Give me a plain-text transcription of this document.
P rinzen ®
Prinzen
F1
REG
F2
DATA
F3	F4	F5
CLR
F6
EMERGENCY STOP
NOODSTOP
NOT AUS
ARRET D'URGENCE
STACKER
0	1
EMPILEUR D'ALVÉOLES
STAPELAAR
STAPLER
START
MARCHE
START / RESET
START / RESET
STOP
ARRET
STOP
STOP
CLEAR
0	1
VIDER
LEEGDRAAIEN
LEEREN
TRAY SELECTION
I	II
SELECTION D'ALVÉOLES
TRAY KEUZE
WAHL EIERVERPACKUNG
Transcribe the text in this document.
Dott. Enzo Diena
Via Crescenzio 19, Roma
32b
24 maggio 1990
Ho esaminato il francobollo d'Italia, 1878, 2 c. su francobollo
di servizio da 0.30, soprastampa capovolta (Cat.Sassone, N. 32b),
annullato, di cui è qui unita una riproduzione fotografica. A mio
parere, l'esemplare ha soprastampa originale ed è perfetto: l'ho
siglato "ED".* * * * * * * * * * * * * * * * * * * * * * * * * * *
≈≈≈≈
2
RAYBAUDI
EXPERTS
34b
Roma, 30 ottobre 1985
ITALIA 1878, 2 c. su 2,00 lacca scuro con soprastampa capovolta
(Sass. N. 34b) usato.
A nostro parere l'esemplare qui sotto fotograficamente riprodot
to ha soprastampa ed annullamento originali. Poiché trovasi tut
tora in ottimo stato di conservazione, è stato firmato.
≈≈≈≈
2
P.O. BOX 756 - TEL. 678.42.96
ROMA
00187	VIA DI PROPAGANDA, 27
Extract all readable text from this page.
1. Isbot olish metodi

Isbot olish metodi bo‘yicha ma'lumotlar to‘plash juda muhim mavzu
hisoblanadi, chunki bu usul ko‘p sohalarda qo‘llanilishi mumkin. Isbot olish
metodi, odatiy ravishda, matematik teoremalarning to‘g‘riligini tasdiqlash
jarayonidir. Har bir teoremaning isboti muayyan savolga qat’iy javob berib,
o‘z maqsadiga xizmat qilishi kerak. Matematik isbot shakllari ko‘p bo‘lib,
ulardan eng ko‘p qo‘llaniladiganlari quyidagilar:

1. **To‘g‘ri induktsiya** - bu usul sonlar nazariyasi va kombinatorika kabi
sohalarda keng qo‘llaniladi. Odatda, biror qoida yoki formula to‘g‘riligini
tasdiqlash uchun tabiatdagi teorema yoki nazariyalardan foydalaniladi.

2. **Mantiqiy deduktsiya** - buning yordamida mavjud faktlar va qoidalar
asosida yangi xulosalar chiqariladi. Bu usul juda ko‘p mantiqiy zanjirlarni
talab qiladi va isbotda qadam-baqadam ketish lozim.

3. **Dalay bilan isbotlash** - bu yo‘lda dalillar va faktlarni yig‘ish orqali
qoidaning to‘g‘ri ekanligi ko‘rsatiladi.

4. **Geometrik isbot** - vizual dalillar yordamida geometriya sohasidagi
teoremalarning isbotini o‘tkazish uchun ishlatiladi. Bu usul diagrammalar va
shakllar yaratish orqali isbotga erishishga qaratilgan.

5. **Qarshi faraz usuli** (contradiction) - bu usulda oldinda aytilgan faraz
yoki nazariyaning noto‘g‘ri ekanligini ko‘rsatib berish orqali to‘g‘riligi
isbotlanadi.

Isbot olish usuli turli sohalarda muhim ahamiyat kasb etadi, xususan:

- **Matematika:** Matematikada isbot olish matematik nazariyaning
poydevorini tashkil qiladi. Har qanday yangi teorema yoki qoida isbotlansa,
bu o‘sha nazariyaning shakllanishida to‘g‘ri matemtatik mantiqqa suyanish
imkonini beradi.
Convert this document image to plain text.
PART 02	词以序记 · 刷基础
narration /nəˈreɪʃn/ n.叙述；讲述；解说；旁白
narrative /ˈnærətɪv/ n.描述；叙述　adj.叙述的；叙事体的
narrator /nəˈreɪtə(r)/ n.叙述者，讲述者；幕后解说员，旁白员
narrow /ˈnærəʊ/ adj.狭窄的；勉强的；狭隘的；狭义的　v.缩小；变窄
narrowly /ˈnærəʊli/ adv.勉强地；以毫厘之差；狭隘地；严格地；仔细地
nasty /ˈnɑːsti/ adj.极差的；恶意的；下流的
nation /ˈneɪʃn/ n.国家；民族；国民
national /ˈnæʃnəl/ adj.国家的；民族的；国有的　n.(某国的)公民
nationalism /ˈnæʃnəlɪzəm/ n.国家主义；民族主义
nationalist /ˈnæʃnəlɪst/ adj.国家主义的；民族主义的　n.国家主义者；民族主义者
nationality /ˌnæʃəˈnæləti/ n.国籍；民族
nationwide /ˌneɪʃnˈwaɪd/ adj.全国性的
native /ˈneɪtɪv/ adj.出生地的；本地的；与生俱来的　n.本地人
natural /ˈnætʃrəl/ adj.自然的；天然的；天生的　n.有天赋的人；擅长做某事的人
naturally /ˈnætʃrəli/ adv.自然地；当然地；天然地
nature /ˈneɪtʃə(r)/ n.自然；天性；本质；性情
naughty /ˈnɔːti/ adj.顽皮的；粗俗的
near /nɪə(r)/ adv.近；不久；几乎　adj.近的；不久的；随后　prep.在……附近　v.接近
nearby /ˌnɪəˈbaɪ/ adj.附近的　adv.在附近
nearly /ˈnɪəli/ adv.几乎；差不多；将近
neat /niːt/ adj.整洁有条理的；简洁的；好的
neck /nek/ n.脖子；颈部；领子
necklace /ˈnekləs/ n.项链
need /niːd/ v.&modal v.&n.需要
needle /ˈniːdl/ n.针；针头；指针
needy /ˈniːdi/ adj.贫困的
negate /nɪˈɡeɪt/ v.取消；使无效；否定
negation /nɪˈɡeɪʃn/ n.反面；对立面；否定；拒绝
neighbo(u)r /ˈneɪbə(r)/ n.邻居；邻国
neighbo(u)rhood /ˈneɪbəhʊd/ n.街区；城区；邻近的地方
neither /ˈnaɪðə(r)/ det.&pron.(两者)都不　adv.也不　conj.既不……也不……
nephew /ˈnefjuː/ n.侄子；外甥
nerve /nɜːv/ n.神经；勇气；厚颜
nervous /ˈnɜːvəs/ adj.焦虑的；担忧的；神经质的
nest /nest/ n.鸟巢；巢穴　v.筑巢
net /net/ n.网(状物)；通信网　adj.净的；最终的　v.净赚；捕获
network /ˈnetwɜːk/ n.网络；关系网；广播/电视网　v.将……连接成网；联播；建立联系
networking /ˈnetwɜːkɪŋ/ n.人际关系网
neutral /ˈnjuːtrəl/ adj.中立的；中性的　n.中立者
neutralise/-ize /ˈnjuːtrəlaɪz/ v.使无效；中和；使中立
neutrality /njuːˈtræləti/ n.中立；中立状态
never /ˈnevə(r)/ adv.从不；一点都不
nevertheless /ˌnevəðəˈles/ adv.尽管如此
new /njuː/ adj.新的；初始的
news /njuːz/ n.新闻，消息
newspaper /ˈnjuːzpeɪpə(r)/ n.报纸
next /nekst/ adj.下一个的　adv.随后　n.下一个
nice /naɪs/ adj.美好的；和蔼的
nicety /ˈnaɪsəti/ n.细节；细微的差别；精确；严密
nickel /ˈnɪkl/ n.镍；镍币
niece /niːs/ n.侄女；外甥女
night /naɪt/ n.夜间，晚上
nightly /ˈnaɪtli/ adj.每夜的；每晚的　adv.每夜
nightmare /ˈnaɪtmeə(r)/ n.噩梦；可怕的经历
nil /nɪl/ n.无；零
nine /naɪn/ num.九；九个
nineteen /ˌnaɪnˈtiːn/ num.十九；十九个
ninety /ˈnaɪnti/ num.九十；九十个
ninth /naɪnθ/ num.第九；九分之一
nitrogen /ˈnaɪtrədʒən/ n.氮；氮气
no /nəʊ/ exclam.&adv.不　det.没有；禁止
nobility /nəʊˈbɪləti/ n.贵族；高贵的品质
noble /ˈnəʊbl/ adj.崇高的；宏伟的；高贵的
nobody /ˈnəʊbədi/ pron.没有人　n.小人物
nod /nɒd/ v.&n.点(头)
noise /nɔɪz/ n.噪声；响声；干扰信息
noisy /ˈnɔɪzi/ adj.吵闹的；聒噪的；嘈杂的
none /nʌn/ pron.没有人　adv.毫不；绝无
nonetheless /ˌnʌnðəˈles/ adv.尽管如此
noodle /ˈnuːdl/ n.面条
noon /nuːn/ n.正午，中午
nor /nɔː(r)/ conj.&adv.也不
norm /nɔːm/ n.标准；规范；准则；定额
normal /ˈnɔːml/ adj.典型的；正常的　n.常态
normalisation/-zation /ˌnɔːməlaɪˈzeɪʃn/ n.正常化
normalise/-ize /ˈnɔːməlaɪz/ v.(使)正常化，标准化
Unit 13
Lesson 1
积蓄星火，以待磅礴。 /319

☆ ☆ ☆

Across all the entries, count the lines that contain the word "yangi" and give the number by itself.

2